The records below need retyping in full; give them again exactly.

──────

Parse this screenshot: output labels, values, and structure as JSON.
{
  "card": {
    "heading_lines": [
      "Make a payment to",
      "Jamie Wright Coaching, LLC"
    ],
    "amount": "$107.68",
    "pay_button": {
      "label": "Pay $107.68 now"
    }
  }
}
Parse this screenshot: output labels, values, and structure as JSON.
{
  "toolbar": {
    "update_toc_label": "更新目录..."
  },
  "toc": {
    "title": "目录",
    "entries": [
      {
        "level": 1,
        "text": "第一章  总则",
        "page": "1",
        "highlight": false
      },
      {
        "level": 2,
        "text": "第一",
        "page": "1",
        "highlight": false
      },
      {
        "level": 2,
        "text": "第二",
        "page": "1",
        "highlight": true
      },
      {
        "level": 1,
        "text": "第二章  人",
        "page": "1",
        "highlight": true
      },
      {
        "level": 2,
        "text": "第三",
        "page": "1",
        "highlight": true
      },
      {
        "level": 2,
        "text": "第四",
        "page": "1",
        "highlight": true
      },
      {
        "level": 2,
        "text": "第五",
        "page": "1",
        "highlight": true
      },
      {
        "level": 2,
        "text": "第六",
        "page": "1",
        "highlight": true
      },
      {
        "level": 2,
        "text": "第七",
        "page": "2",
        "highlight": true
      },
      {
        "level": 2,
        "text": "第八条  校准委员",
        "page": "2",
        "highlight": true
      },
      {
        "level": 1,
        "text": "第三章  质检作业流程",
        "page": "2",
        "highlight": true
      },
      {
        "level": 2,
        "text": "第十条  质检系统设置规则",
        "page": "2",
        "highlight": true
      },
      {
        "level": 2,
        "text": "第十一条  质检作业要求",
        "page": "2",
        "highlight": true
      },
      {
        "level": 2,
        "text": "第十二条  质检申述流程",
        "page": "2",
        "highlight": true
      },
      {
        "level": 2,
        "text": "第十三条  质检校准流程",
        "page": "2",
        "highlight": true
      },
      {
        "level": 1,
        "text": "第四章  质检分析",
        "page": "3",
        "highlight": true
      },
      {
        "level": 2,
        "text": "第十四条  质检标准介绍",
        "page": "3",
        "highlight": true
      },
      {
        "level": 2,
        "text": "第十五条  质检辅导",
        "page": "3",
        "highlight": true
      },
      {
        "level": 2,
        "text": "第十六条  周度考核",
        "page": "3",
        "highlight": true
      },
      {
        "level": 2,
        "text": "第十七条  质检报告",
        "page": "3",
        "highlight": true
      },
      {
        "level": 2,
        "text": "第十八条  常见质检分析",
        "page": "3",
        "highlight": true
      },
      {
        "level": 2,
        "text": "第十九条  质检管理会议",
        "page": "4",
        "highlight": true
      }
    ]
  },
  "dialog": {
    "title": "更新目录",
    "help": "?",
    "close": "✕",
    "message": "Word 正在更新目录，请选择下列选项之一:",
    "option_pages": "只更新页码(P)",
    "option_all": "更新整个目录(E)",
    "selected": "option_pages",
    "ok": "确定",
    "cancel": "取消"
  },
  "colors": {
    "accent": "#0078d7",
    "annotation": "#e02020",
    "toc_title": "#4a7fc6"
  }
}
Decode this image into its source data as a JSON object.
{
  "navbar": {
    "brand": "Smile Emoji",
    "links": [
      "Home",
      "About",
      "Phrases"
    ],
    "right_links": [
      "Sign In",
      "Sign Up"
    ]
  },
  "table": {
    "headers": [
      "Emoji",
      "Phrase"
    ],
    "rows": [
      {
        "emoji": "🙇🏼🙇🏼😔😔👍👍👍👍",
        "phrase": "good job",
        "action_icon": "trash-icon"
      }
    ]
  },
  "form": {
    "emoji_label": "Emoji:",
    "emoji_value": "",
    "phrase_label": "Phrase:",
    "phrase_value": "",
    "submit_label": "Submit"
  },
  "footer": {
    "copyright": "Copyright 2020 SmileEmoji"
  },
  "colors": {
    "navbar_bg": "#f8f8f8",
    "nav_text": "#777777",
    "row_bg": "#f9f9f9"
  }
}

──────

• **Exercise response**
Parse this screenshot: output labels, values, and structure as JSON.
{
  "card": {
    "heading_lines": [
      "Make a payment to",
      "Jamie Wright Coaching, LLC"
    ],
    "amount": "$107.68",
    "pay_button": {
      "label": "Pay $107.68 now"
    }
  }
}
Parse this screenshot: output labels, values, and structure as JSON.
{
  "toolbar": {
    "update_toc_label": "更新目录..."
  },
  "toc": {
    "title": "目录",
    "entries": [
      {
        "level": 1,
        "text": "第一章  总则",
        "page": "1",
        "highlight": false
      },
      {
        "level": 2,
        "text": "第一",
        "page": "1",
        "highlight": false
      },
      {
        "level": 2,
        "text": "第二",
        "page": "1",
        "highlight": true
      },
      {
        "level": 1,
        "text": "第二章  人",
        "page": "1",
        "highlight": true
      },
      {
        "level": 2,
        "text": "第三",
        "page": "1",
        "highlight": true
      },
      {
        "level": 2,
        "text": "第四",
        "page": "1",
        "highlight": true
      },
      {
        "level": 2,
        "text": "第五",
        "page": "1",
        "highlight": true
      },
      {
        "level": 2,
        "text": "第六",
        "page": "1",
        "highlight": true
      },
      {
        "level": 2,
        "text": "第七",
        "page": "2",
        "highlight": true
      },
      {
        "level": 2,
        "text": "第八条  校准委员",
        "page": "2",
        "highlight": true
      },
      {
        "level": 1,
        "text": "第三章  质检作业流程",
        "page": "2",
        "highlight": true
      },
      {
        "level": 2,
        "text": "第十条  质检系统设置规则",
        "page": "2",
        "highlight": true
      },
      {
        "level": 2,
        "text": "第十一条  质检作业要求",
        "page": "2",
        "highlight": true
      },
      {
        "level": 2,
        "text": "第十二条  质检申述流程",
        "page": "2",
        "highlight": true
      },
      {
        "level": 2,
        "text": "第十三条  质检校准流程",
        "page": "2",
        "highlight": true
      },
      {
        "level": 1,
        "text": "第四章  质检分析",
        "page": "3",
        "highlight": true
      },
      {
        "level": 2,
        "text": "第十四条  质检标准介绍",
        "page": "3",
        "highlight": true
      },
      {
        "level": 2,
        "text": "第十五条  质检辅导",
        "page": "3",
        "highlight": true
      },
      {
        "level": 2,
        "text": "第十六条  周度考核",
        "page": "3",
        "highlight": true
      },
      {
        "level": 2,
        "text": "第十七条  质检报告",
        "page": "3",
        "highlight": true
      },
      {
        "level": 2,
        "text": "第十八条  常见质检分析",
        "page": "3",
        "highlight": true
      },
      {
        "level": 2,
        "text": "第十九条  质检管理会议",
        "page": "4",
        "highlight": true
      }
    ]
  },
  "dialog": {
    "title": "更新目录",
    "help": "?",
    "close": "✕",
    "message": "Word 正在更新目录，请选择下列选项之一:",
    "option_pages": "只更新页码(P)",
    "option_all": "更新整个目录(E)",
    "selected": "option_pages",
    "ok": "确定",
    "cancel": "取消"
  },
  "colors": {
    "accent": "#0078d7",
    "annotation": "#e02020",
    "toc_title": "#4a7fc6"
  }
}
Decode this image into its source data as a JSON object.
{
  "navbar": {
    "brand": "Smile Emoji",
    "links": [
      "Home",
      "About",
      "Phrases"
    ],
    "right_links": [
      "Sign In",
      "Sign Up"
    ]
  },
  "table": {
    "headers": [
      "Emoji",
      "Phrase"
    ],
    "rows": [
      {
        "emoji": "🙇🏼🙇🏼😔😔👍👍👍👍",
        "phrase": "good job",
        "action_icon": "trash-icon"
      }
    ]
  },
  "form": {
    "emoji_label": "Emoji:",
    "emoji_value": "",
    "phrase_label": "Phrase:",
    "phrase_value": "",
    "submit_label": "Submit"
  },
  "footer": {
    "copyright": "Copyright 2020 SmileEmoji"
  },
  "colors": {
    "navbar_bg": "#f8f8f8",
    "nav_text": "#777777",
    "row_bg": "#f9f9f9"
  }
}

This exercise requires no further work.